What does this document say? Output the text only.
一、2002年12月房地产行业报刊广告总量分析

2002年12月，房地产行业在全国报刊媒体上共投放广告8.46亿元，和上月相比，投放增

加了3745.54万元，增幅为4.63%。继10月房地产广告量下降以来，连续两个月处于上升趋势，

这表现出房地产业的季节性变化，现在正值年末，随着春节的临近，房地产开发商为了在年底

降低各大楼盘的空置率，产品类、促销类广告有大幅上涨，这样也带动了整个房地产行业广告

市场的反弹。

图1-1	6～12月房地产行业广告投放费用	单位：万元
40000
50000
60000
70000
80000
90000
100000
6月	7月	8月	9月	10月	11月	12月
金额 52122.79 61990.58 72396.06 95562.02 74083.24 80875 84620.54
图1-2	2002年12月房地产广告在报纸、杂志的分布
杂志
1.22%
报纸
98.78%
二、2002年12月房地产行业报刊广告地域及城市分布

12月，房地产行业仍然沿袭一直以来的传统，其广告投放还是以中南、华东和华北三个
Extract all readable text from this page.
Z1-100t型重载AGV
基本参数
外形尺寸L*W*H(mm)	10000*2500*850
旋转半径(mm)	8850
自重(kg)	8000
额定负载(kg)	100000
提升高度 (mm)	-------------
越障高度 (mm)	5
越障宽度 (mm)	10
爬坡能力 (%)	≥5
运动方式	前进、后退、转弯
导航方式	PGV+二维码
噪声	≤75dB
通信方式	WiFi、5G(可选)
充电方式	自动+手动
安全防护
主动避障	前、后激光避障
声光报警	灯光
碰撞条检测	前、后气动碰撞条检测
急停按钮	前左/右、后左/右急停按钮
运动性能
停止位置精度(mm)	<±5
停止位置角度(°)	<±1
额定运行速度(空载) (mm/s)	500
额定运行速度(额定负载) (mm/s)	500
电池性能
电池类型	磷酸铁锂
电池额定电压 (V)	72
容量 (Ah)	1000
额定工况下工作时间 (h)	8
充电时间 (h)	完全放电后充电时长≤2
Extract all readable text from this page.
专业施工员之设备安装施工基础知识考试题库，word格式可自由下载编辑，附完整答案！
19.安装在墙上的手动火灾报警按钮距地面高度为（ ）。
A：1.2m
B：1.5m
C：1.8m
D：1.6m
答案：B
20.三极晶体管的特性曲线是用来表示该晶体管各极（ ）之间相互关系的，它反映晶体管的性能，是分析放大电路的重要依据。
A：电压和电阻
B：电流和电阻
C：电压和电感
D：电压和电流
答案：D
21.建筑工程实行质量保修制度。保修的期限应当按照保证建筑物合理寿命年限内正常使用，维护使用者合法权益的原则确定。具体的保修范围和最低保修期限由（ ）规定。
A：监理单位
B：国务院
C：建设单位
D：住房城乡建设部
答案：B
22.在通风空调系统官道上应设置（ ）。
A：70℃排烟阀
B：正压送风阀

-- -- --

• [Your instructions]: Show every line of the listing in which the string "额定运行速度" can be found.

• [Exercise answer]:
额定运行速度(空载) (mm/s)	500
额定运行速度(额定负载) (mm/s)	500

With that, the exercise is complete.